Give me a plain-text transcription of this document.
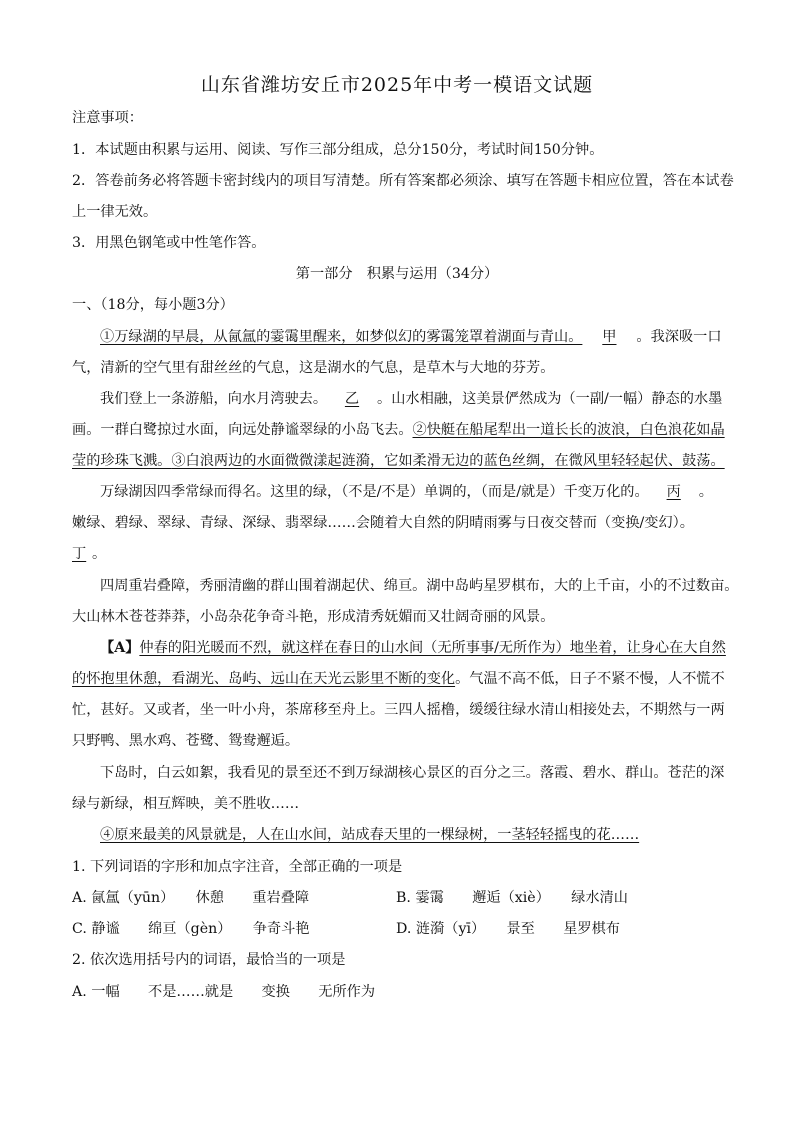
山东省潍坊安丘市2025年中考一模语文试题
注意事项：
1．本试题由积累与运用、阅读、写作三部分组成，总分150分，考试时间150分钟。
2．答卷前务必将答题卡密封线内的项目写清楚。所有答案都必须涂、填写在答题卡相应位置，答在本试卷
上一律无效。
3．用黑色钢笔或中性笔作答。
第一部分　积累与运用（34分）
一、（18分，每小题3分）
①万绿湖的早晨，从氤氲的霎霭里醒来，如梦似幻的雾霭笼罩着湖面与青山。 甲 。我深吸一口
气，清新的空气里有甜丝丝的气息，这是湖水的气息，是草木与大地的芬芳。
我们登上一条游船，向水月湾驶去。 乙 。山水相融，这美景俨然成为（一副/一幅）静态的水墨
画。一群白鹭掠过水面，向远处静谧翠绿的小岛飞去。②快艇在船尾犁出一道长长的波浪，白色浪花如晶
莹的珍珠飞溅。③白浪两边的水面微微漾起涟漪，它如柔滑无边的蓝色丝绸，在微风里轻轻起伏、鼓荡。
万绿湖因四季常绿而得名。这里的绿，（不是/不是）单调的，（而是/就是）千变万化的。 丙 。
嫩绿、碧绿、翠绿、青绿、深绿、翡翠绿……会随着大自然的阴晴雨雾与日夜交替而（变换/变幻）。
丁 。
四周重岩叠障，秀丽清幽的群山围着湖起伏、绵亘。湖中岛屿星罗棋布，大的上千亩，小的不过数亩。
大山林木苍苍莽莽，小岛杂花争奇斗艳，形成清秀妩媚而又壮阔奇丽的风景。
【A】仲春的阳光暖而不烈，就这样在春日的山水间（无所事事/无所作为）地坐着，让身心在大自然
的怀抱里休憩，看湖光、岛屿、远山在天光云影里不断的变化。气温不高不低，日子不紧不慢，人不慌不
忙，甚好。又或者，坐一叶小舟，茶席移至舟上。三四人摇橹，缓缓往绿水清山相接处去，不期然与一两
只野鸭、黑水鸡、苍鹭、鸳鸯邂逅。
下岛时，白云如絮，我看见的景至还不到万绿湖核心景区的百分之三。落霞、碧水、群山。苍茫的深
绿与新绿，相互辉映，美不胜收……
④原来最美的风景就是，人在山水间，站成春天里的一棵绿树，一茎轻轻摇曳的花……
1. 下列词语的字形和加点字注音，全部正确的一项是
A. 氤氲（yūn）　　休憩　　重岩叠障	B. 霎霭　　邂逅（xiè）　　绿水清山
C. 静谧　　绵亘（gèn）　　争奇斗艳	D. 涟漪（yī）　　景至　　星罗棋布
2. 依次选用括号内的词语，最恰当的一项是
A. 一幅　　不是……就是　　变换　　无所作为
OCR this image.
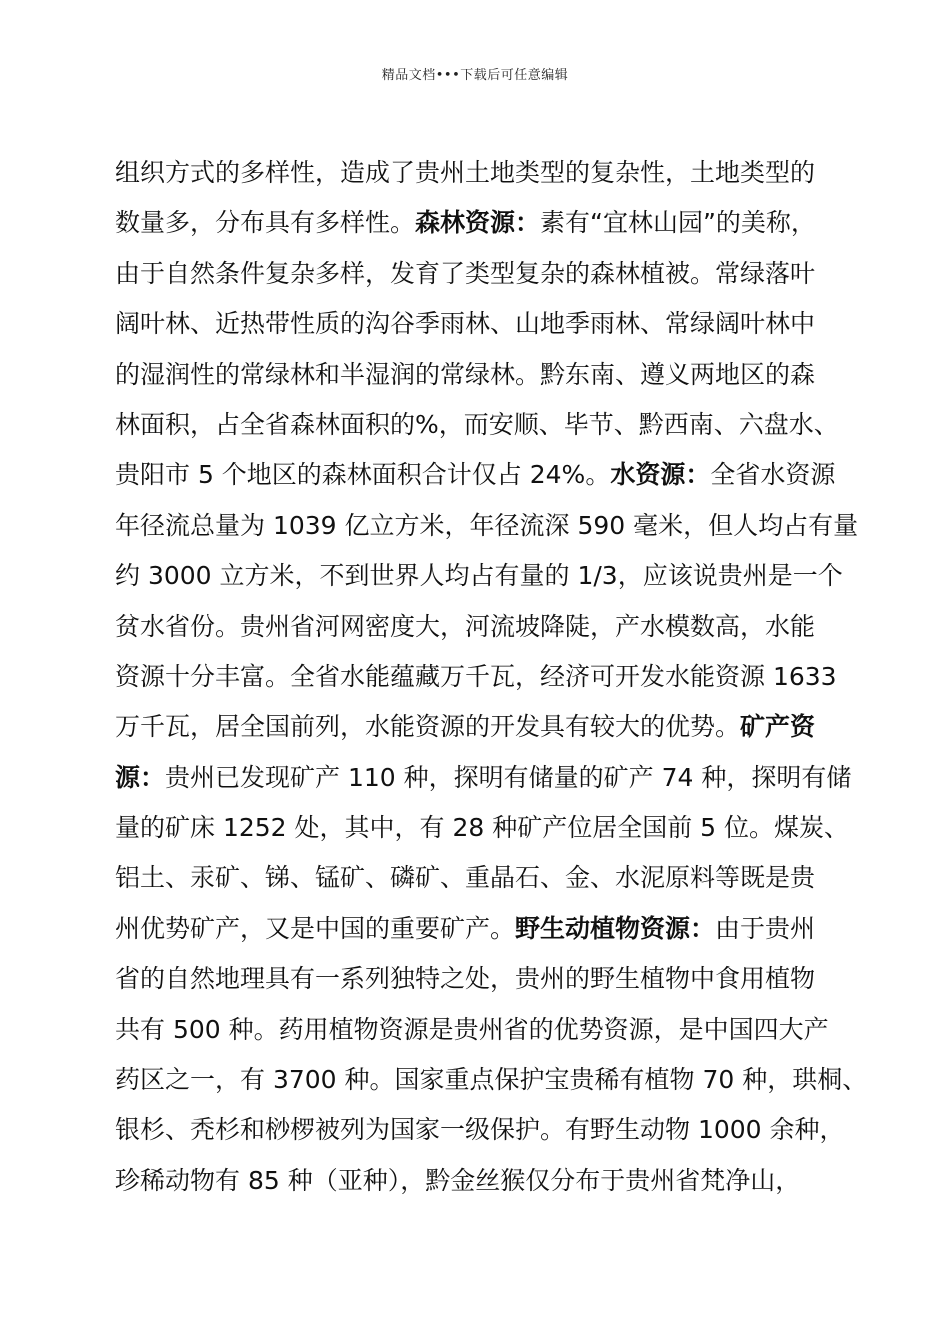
精品文档•••下载后可任意编辑
组织方式的多样性，造成了贵州土地类型的复杂性，土地类型的
数量多，分布具有多样性。森林资源：素有“宜林山园”的美称，
由于自然条件复杂多样，发育了类型复杂的森林植被。常绿落叶
阔叶林、近热带性质的沟谷季雨林、山地季雨林、常绿阔叶林中
的湿润性的常绿林和半湿润的常绿林。黔东南、遵义两地区的森
林面积，占全省森林面积的%，而安顺、毕节、黔西南、六盘水、
贵阳市 5 个地区的森林面积合计仅占 24%。水资源：全省水资源
年径流总量为 1039 亿立方米，年径流深 590 毫米，但人均占有量
约 3000 立方米，不到世界人均占有量的 1/3，应该说贵州是一个
贫水省份。贵州省河网密度大，河流坡降陡，产水模数高，水能
资源十分丰富。全省水能蕴藏万千瓦，经济可开发水能资源 1633
万千瓦，居全国前列，水能资源的开发具有较大的优势。矿产资
源：贵州已发现矿产 110 种，探明有储量的矿产 74 种，探明有储
量的矿床 1252 处，其中，有 28 种矿产位居全国前 5 位。煤炭、
铝土、汞矿、锑、锰矿、磷矿、重晶石、金、水泥原料等既是贵
州优势矿产，又是中国的重要矿产。野生动植物资源：由于贵州
省的自然地理具有一系列独特之处，贵州的野生植物中食用植物
共有 500 种。药用植物资源是贵州省的优势资源，是中国四大产
药区之一，有 3700 种。国家重点保护宝贵稀有植物 70 种，珙桐、
银杉、秃杉和桫椤被列为国家一级保护。有野生动物 1000 余种，
珍稀动物有 85 种（亚种），黔金丝猴仅分布于贵州省梵净山，
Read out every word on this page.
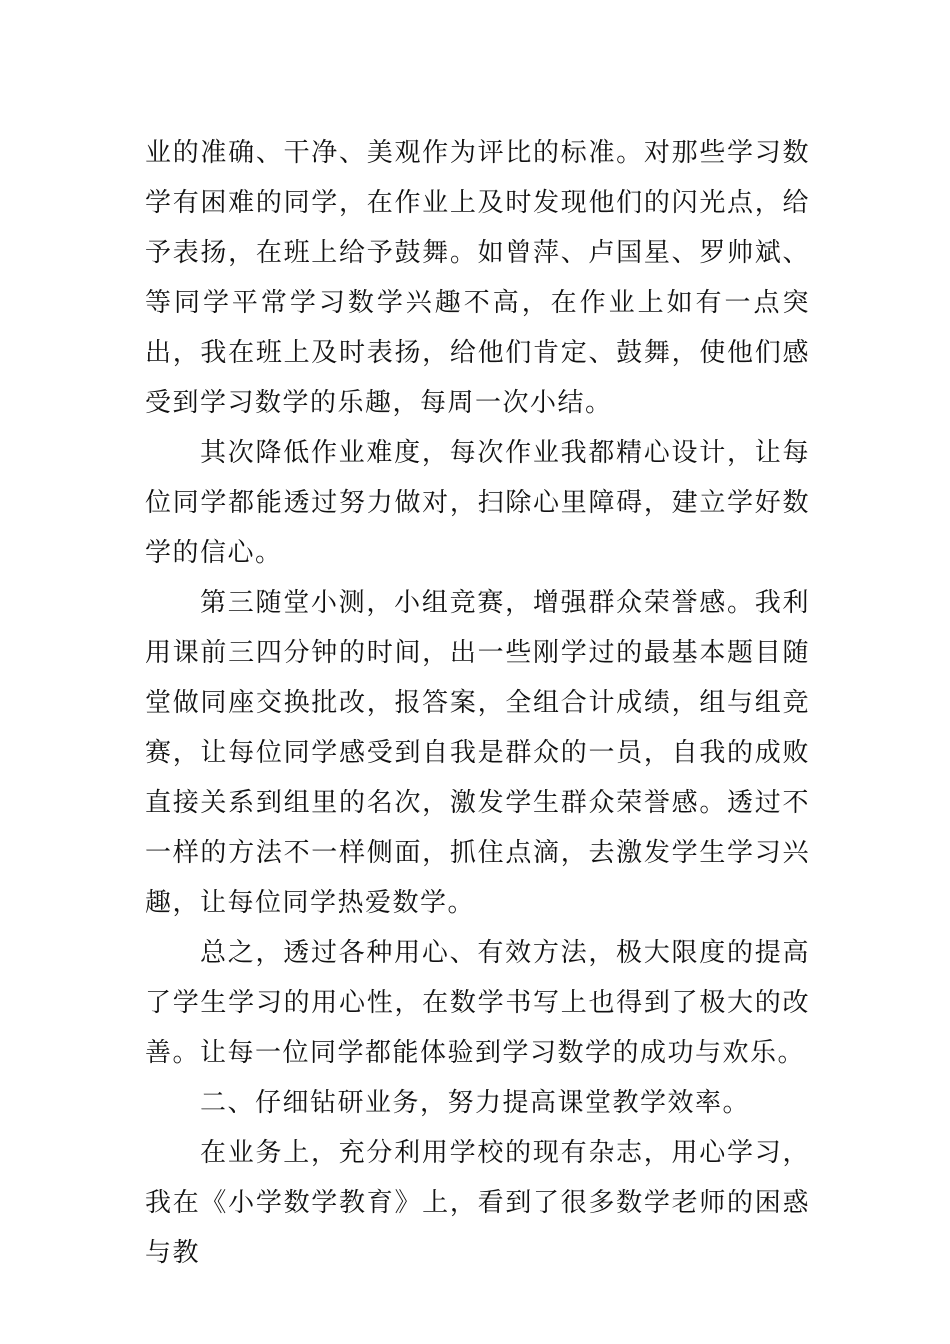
业的准确、干净、美观作为评比的标准。对那些学习数学有困难的同学，在作业上及时发现他们的闪光点，给予表扬，在班上给予鼓舞。如曾萍、卢国星、罗帅斌、等同学平常学习数学兴趣不高，在作业上如有一点突出，我在班上及时表扬，给他们肯定、鼓舞，使他们感受到学习数学的乐趣，每周一次小结。

其次降低作业难度，每次作业我都精心设计，让每位同学都能透过努力做对，扫除心里障碍，建立学好数学的信心。

第三随堂小测，小组竞赛，增强群众荣誉感。我利用课前三四分钟的时间，出一些刚学过的最基本题目随堂做同座交换批改，报答案，全组合计成绩，组与组竞赛，让每位同学感受到自我是群众的一员，自我的成败直接关系到组里的名次，激发学生群众荣誉感。透过不一样的方法不一样侧面，抓住点滴，去激发学生学习兴趣，让每位同学热爱数学。

总之，透过各种用心、有效方法，极大限度的提高了学生学习的用心性，在数学书写上也得到了极大的改善。让每一位同学都能体验到学习数学的成功与欢乐。

二、仔细钻研业务，努力提高课堂教学效率。

在业务上，充分利用学校的现有杂志，用心学习，我在《小学数学教育》上，看到了很多数学老师的困惑与教
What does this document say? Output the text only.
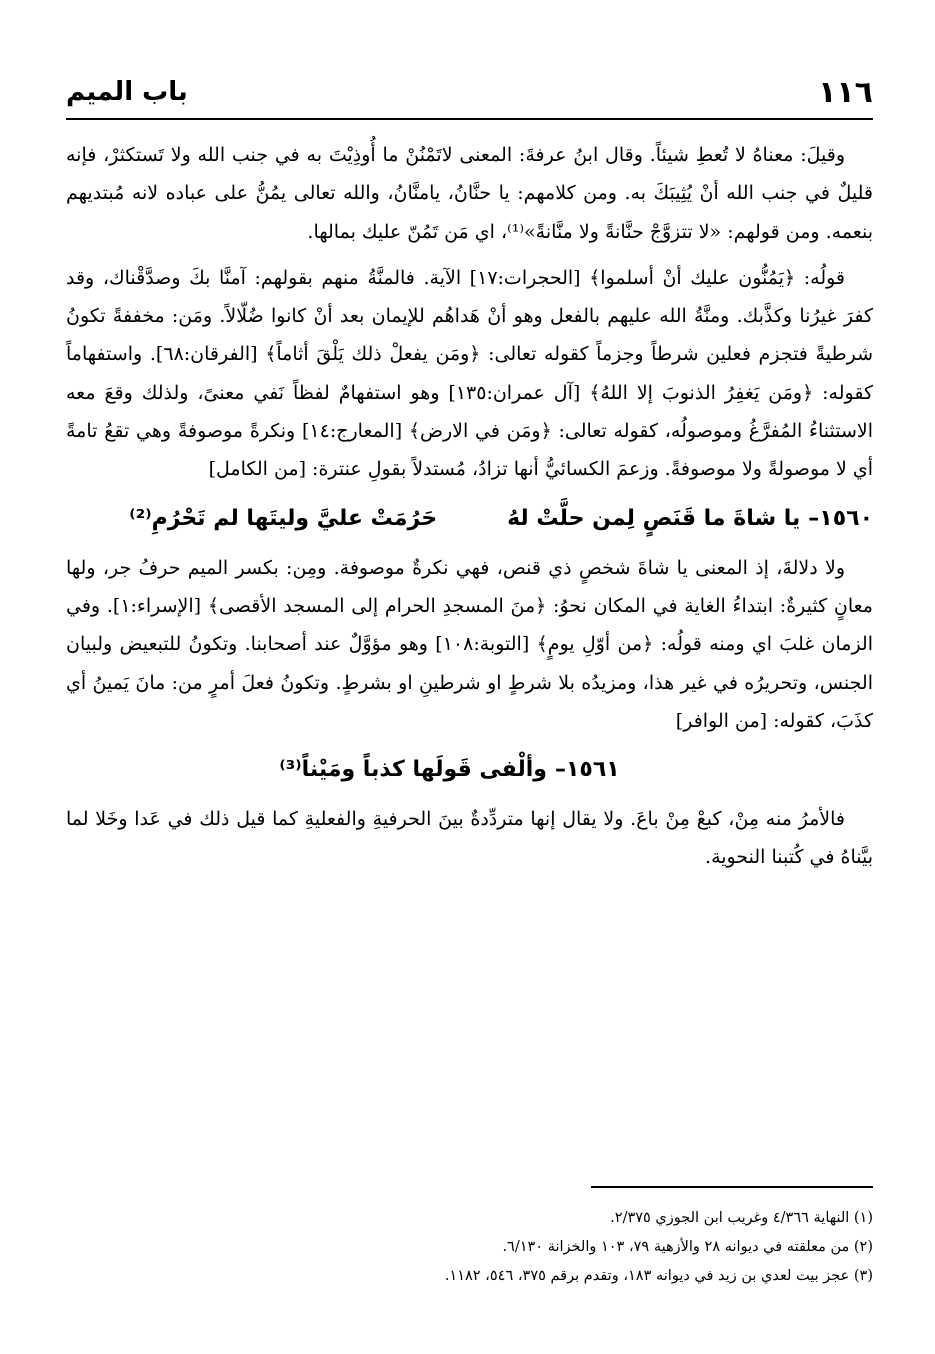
١١٦
باب الميم

وقيلَ: معناهُ لا تُعطِ شيئاً. وقال ابنُ عرفةَ: المعنى لاتَمْنُنْ ما أُوذِيْتَ به في جنب الله ولا تَستكثرْ، فإنه قليلٌ في جنب الله أنْ يُثِيبَكَ به. ومن كلامهم: يا حنَّانُ، يامنَّانُ، والله تعالى يمُنُّ على عباده لانه مُبتديهم بنعمه. ومن قولهم: «لا تتزوَّجْ حنَّانةً ولا منَّانةً»⁽¹⁾، اي مَن تَمُنّ عليك بمالها.

قولُه: ﴿يَمُنُّون عليك أنْ أسلموا﴾ [الحجرات:١٧] الآية. فالمنَّةُ منهم بقولهم: آمنَّا بكَ وصدَّقْناك، وقد كفرَ غيرُنا وكذَّبك. ومنَّةُ الله عليهم بالفعل وهو أنْ هَداهُم للإيمان بعد أنْ كانوا ضُلّالاً. ومَن: مخففةً تكونُ شرطيةً فتجزم فعلين شرطاً وجزماً كقوله تعالى: ﴿ومَن يفعلْ ذلك يَلْقَ أثاماً﴾ [الفرقان:٦٨]. واستفهاماً كقوله: ﴿ومَن يَغفِرُ الذنوبَ إلا اللهُ﴾ [آل عمران:١٣٥] وهو استفهامٌ لفظاً نَفي معنىً، ولذلك وقعَ معه الاستثناءُ المُفرَّغُ وموصولُه، كقوله تعالى: ﴿ومَن في الارض﴾ [المعارج:١٤] ونكرةً موصوفةً وهي تقعُ تامةً أي لا موصولةً ولا موصوفةً. وزعمَ الكسائيُّ أنها تزادُ، مُستدلاً بقولِ عنترة: [من الكامل]

١٥٦٠–
يا شاةَ ما قَنَصٍ لِمن حلَّتْ لهُ
حَرُمَتْ عليَّ وليتَها لم تَحْرُمِ⁽²⁾

ولا دلالةَ، إذ المعنى يا شاةَ شخصٍ ذي قنص، فهي نكرةٌ موصوفة. ومِن: بكسر الميم حرفُ جر، ولها معانٍ كثيرةٌ: ابتداءُ الغاية في المكان نحوُ: ﴿منَ المسجدِ الحرام إلى المسجد الأقصى﴾ [الإسراء:١]. وفي الزمان غلبَ اي ومنه قولُه: ﴿من أوّلِ يومٍ﴾ [التوبة:١٠٨] وهو مؤوَّلٌ عند أصحابنا. وتكونُ للتبعيض ولبيان الجنس، وتحريرُه في غير هذا، ومزيدُه بلا شرطٍ او شرطينِ او بشرطٍ. وتكونُ فعلَ أمرٍ من: مانَ يَمينُ أي كذَبَ، كقوله: [من الوافر]

١٥٦١–
وألْفى قَولَها كذباً ومَيْناً⁽³⁾

فالأمرُ منه مِنْ، كبعْ مِنْ باعَ. ولا يقال إنها متردِّدةٌ بينَ الحرفيةِ والفعليةِ كما قيل ذلك في عَدا وخَلا لما بيَّناهُ في كُتبنا النحوية.

(١) النهاية ٤/٣٦٦ وغريب ابن الجوزي ٢/٣٧٥.

(٢) من معلقته في ديوانه ٢٨ والأزهية ٧٩، ١٠٣ والخزانة ٦/١٣٠.

(٣) عجز بيت لعدي بن زيد في ديوانه ١٨٣، وتقدم برقم ٣٧٥، ٥٤٦، ١١٨٢.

# Set exercise
Extract from the data every line where "ديوانه" shows up.

# Output for this task
(٢) من معلقته في ديوانه ٢٨ والأزهية ٧٩، ١٠٣ والخزانة ٦/١٣٠.
(٣) عجز بيت لعدي بن زيد في ديوانه ١٨٣، وتقدم برقم ٣٧٥، ٥٤٦، ١١٨٢.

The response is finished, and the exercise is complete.